↓

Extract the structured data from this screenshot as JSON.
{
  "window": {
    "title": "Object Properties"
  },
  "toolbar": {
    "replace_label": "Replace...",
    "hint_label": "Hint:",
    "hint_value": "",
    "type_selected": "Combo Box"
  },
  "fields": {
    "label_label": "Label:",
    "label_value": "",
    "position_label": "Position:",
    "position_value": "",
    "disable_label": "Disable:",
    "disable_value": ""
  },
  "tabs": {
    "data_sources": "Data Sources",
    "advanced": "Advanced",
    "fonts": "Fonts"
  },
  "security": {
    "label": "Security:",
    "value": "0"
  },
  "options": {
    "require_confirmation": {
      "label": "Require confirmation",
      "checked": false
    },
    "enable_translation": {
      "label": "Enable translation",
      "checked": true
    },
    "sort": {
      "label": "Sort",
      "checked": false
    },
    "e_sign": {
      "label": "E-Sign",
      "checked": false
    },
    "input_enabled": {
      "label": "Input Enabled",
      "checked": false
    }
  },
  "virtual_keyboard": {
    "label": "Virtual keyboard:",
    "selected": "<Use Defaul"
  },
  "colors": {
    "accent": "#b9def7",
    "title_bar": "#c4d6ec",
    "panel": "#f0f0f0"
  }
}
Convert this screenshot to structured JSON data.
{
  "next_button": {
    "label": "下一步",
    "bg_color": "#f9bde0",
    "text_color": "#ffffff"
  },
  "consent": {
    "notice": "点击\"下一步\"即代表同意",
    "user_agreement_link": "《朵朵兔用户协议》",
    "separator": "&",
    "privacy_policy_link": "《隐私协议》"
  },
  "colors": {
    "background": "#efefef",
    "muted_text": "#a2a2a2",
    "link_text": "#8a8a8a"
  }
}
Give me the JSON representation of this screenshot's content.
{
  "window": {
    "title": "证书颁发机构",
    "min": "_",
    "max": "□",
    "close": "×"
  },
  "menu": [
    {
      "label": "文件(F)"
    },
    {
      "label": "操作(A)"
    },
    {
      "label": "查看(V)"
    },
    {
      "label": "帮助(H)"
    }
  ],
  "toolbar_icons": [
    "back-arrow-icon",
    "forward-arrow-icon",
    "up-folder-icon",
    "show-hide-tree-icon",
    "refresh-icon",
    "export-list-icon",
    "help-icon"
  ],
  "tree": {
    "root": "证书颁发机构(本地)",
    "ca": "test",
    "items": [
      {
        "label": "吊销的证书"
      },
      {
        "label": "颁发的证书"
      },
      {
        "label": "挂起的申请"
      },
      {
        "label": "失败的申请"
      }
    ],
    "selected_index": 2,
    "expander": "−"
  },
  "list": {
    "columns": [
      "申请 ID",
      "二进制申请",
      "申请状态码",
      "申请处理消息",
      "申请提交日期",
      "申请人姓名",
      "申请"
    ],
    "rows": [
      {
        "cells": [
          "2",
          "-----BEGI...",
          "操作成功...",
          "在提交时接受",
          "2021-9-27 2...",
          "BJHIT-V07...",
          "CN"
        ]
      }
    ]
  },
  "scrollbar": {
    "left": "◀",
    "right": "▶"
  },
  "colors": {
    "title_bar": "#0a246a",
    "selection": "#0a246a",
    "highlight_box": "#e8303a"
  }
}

↑

Your instructions
Output the complete data exactly as written.

Correct response
Extract the structured data from this screenshot as JSON.
{
  "window": {
    "title": "Object Properties"
  },
  "toolbar": {
    "replace_label": "Replace...",
    "hint_label": "Hint:",
    "hint_value": "",
    "type_selected": "Combo Box"
  },
  "fields": {
    "label_label": "Label:",
    "label_value": "",
    "position_label": "Position:",
    "position_value": "",
    "disable_label": "Disable:",
    "disable_value": ""
  },
  "tabs": {
    "data_sources": "Data Sources",
    "advanced": "Advanced",
    "fonts": "Fonts"
  },
  "security": {
    "label": "Security:",
    "value": "0"
  },
  "options": {
    "require_confirmation": {
      "label": "Require confirmation",
      "checked": false
    },
    "enable_translation": {
      "label": "Enable translation",
      "checked": true
    },
    "sort": {
      "label": "Sort",
      "checked": false
    },
    "e_sign": {
      "label": "E-Sign",
      "checked": false
    },
    "input_enabled": {
      "label": "Input Enabled",
      "checked": false
    }
  },
  "virtual_keyboard": {
    "label": "Virtual keyboard:",
    "selected": "<Use Defaul"
  },
  "colors": {
    "accent": "#b9def7",
    "title_bar": "#c4d6ec",
    "panel": "#f0f0f0"
  }
}
Convert this screenshot to structured JSON data.
{
  "next_button": {
    "label": "下一步",
    "bg_color": "#f9bde0",
    "text_color": "#ffffff"
  },
  "consent": {
    "notice": "点击\"下一步\"即代表同意",
    "user_agreement_link": "《朵朵兔用户协议》",
    "separator": "&",
    "privacy_policy_link": "《隐私协议》"
  },
  "colors": {
    "background": "#efefef",
    "muted_text": "#a2a2a2",
    "link_text": "#8a8a8a"
  }
}
Give me the JSON representation of this screenshot's content.
{
  "window": {
    "title": "证书颁发机构",
    "min": "_",
    "max": "□",
    "close": "×"
  },
  "menu": [
    {
      "label": "文件(F)"
    },
    {
      "label": "操作(A)"
    },
    {
      "label": "查看(V)"
    },
    {
      "label": "帮助(H)"
    }
  ],
  "toolbar_icons": [
    "back-arrow-icon",
    "forward-arrow-icon",
    "up-folder-icon",
    "show-hide-tree-icon",
    "refresh-icon",
    "export-list-icon",
    "help-icon"
  ],
  "tree": {
    "root": "证书颁发机构(本地)",
    "ca": "test",
    "items": [
      {
        "label": "吊销的证书"
      },
      {
        "label": "颁发的证书"
      },
      {
        "label": "挂起的申请"
      },
      {
        "label": "失败的申请"
      }
    ],
    "selected_index": 2,
    "expander": "−"
  },
  "list": {
    "columns": [
      "申请 ID",
      "二进制申请",
      "申请状态码",
      "申请处理消息",
      "申请提交日期",
      "申请人姓名",
      "申请"
    ],
    "rows": [
      {
        "cells": [
          "2",
          "-----BEGI...",
          "操作成功...",
          "在提交时接受",
          "2021-9-27 2...",
          "BJHIT-V07...",
          "CN"
        ]
      }
    ]
  },
  "scrollbar": {
    "left": "◀",
    "right": "▶"
  },
  "colors": {
    "title_bar": "#0a246a",
    "selection": "#0a246a",
    "highlight_box": "#e8303a"
  }
}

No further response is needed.